**TASK BRIEF:** Which lines run from the line with "Transcribe this image's" to the end of the entries? Write out exactly those, leaving out the pictures.

**EXERCISE INPUT:**
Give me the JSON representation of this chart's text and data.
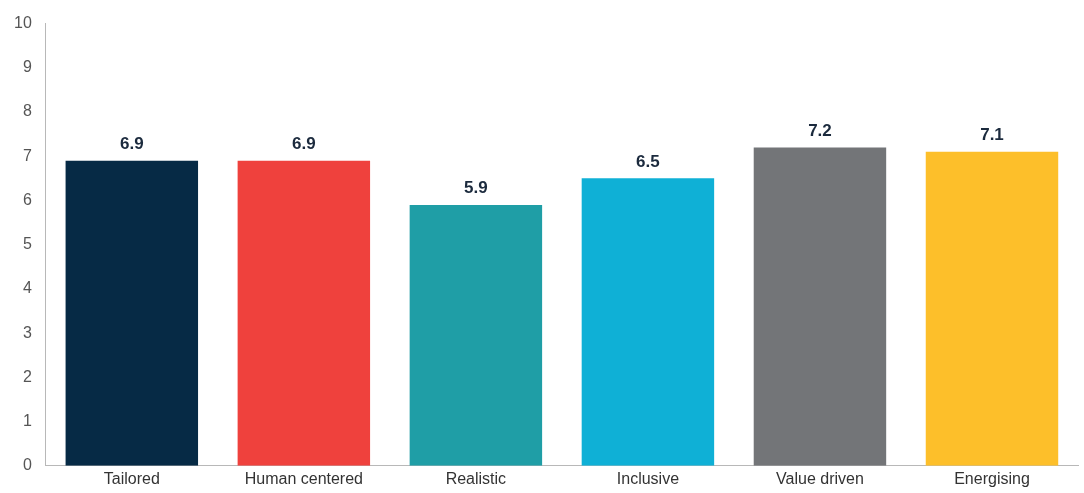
{
  "chart_data": {
    "type": "bar",
    "categories": [
      "Tailored",
      "Human centered",
      "Realistic",
      "Inclusive",
      "Value driven",
      "Energising"
    ],
    "values": [
      6.9,
      6.9,
      5.9,
      6.5,
      7.2,
      7.1
    ],
    "colors": [
      "#062a45",
      "#ef413d",
      "#1f9ea6",
      "#0fb0d6",
      "#737578",
      "#fdbf2a"
    ],
    "ylim": [
      0,
      10
    ],
    "yticks": [
      0,
      1,
      2,
      3,
      4,
      5,
      6,
      7,
      8,
      9,
      10
    ],
    "grid": false,
    "legend": false,
    "data_labels": true
  }
}
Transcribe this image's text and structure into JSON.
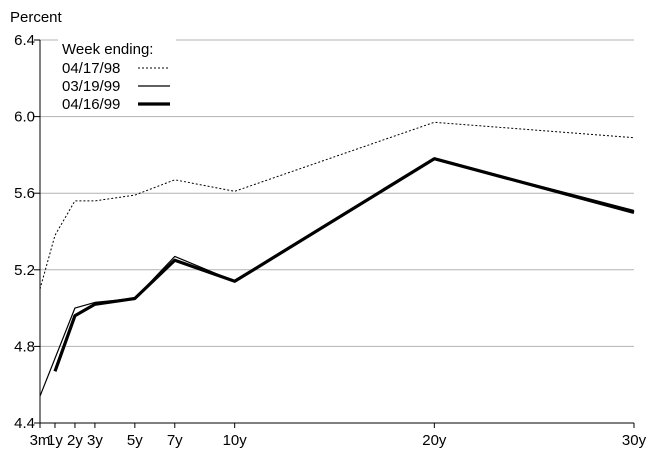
{
  "chart_data": {
    "type": "line",
    "ylabel": "Percent",
    "ylim": [
      4.4,
      6.4
    ],
    "yticks": [
      "4.4",
      "4.8",
      "5.2",
      "5.6",
      "6.0",
      "6.4"
    ],
    "x_years": [
      0.25,
      1,
      2,
      3,
      5,
      7,
      10,
      20,
      30
    ],
    "categories": [
      "3m",
      "1y",
      "2y",
      "3y",
      "5y",
      "7y",
      "10y",
      "20y",
      "30y"
    ],
    "grid": true,
    "legend": {
      "title": "Week ending:",
      "placement": "top-left"
    },
    "series": [
      {
        "name": "04/17/98",
        "style": "dotted",
        "values": [
          5.1,
          5.38,
          5.56,
          5.56,
          5.59,
          5.67,
          5.61,
          5.97,
          5.89
        ]
      },
      {
        "name": "03/19/99",
        "style": "thin",
        "values": [
          4.54,
          null,
          5.0,
          5.03,
          5.05,
          5.27,
          5.14,
          5.78,
          5.51
        ]
      },
      {
        "name": "04/16/99",
        "style": "thick",
        "values": [
          null,
          4.67,
          4.96,
          5.02,
          5.05,
          5.25,
          5.14,
          5.78,
          5.5
        ]
      }
    ]
  }
}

**OUTPUT BELOW:**
Transcribe this image's text and structure into JSON.
{
  "chart_data": {
    "type": "line",
    "ylabel": "Percent",
    "ylim": [
      4.4,
      6.4
    ],
    "yticks": [
      "4.4",
      "4.8",
      "5.2",
      "5.6",
      "6.0",
      "6.4"
    ],
    "x_years": [
      0.25,
      1,
      2,
      3,
      5,
      7,
      10,
      20,
      30
    ],
    "categories": [
      "3m",
      "1y",
      "2y",
      "3y",
      "5y",
      "7y",
      "10y",
      "20y",
      "30y"
    ],
    "grid": true,
    "legend": {
      "title": "Week ending:",
      "placement": "top-left"
    },
    "series": [
      {
        "name": "04/17/98",
        "style": "dotted",
        "values": [
          5.1,
          5.38,
          5.56,
          5.56,
          5.59,
          5.67,
          5.61,
          5.97,
          5.89
        ]
      },
      {
        "name": "03/19/99",
        "style": "thin",
        "values": [
          4.54,
          null,
          5.0,
          5.03,
          5.05,
          5.27,
          5.14,
          5.78,
          5.51
        ]
      },
      {
        "name": "04/16/99",
        "style": "thick",
        "values": [
          null,
          4.67,
          4.96,
          5.02,
          5.05,
          5.25,
          5.14,
          5.78,
          5.5
        ]
      }
    ]
  }
}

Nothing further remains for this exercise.